**AIM:** Make an exact copy of the data below, leaving out every picture.

/---

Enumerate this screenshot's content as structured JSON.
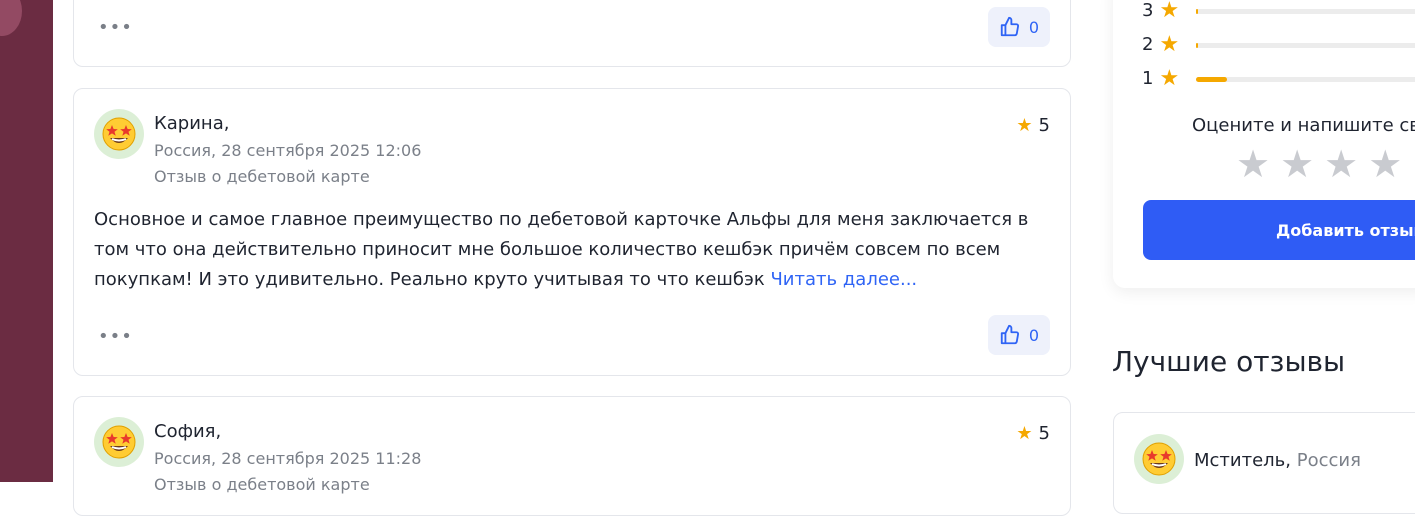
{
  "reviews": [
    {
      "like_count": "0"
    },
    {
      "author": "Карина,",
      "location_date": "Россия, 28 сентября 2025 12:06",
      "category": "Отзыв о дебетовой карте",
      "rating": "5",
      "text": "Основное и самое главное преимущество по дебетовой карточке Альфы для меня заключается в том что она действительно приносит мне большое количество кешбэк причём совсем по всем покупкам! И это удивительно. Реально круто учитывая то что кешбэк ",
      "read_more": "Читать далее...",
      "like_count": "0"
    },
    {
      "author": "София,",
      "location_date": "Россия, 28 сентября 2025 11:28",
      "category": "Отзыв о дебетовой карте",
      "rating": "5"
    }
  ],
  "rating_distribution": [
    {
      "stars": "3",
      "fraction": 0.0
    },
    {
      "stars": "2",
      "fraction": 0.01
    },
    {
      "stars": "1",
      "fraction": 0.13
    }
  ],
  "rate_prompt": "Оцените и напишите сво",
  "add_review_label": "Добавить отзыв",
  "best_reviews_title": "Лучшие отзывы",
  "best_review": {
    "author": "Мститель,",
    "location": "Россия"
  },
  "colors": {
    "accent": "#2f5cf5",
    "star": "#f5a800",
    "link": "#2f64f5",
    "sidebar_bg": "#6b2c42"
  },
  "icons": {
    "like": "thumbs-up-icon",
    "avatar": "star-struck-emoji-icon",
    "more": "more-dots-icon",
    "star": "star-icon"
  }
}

\---

**ANSWER TO THIS TASK:**
Enumerate this screenshot's content as structured JSON.
{
  "reviews": [
    {
      "like_count": "0"
    },
    {
      "author": "Карина,",
      "location_date": "Россия, 28 сентября 2025 12:06",
      "category": "Отзыв о дебетовой карте",
      "rating": "5",
      "text": "Основное и самое главное преимущество по дебетовой карточке Альфы для меня заключается в том что она действительно приносит мне большое количество кешбэк причём совсем по всем покупкам! И это удивительно. Реально круто учитывая то что кешбэк ",
      "read_more": "Читать далее...",
      "like_count": "0"
    },
    {
      "author": "София,",
      "location_date": "Россия, 28 сентября 2025 11:28",
      "category": "Отзыв о дебетовой карте",
      "rating": "5"
    }
  ],
  "rating_distribution": [
    {
      "stars": "3",
      "fraction": 0.0
    },
    {
      "stars": "2",
      "fraction": 0.01
    },
    {
      "stars": "1",
      "fraction": 0.13
    }
  ],
  "rate_prompt": "Оцените и напишите сво",
  "add_review_label": "Добавить отзыв",
  "best_reviews_title": "Лучшие отзывы",
  "best_review": {
    "author": "Мститель,",
    "location": "Россия"
  },
  "colors": {
    "accent": "#2f5cf5",
    "star": "#f5a800",
    "link": "#2f64f5",
    "sidebar_bg": "#6b2c42"
  },
  "icons": {
    "like": "thumbs-up-icon",
    "avatar": "star-struck-emoji-icon",
    "more": "more-dots-icon",
    "star": "star-icon"
  }
}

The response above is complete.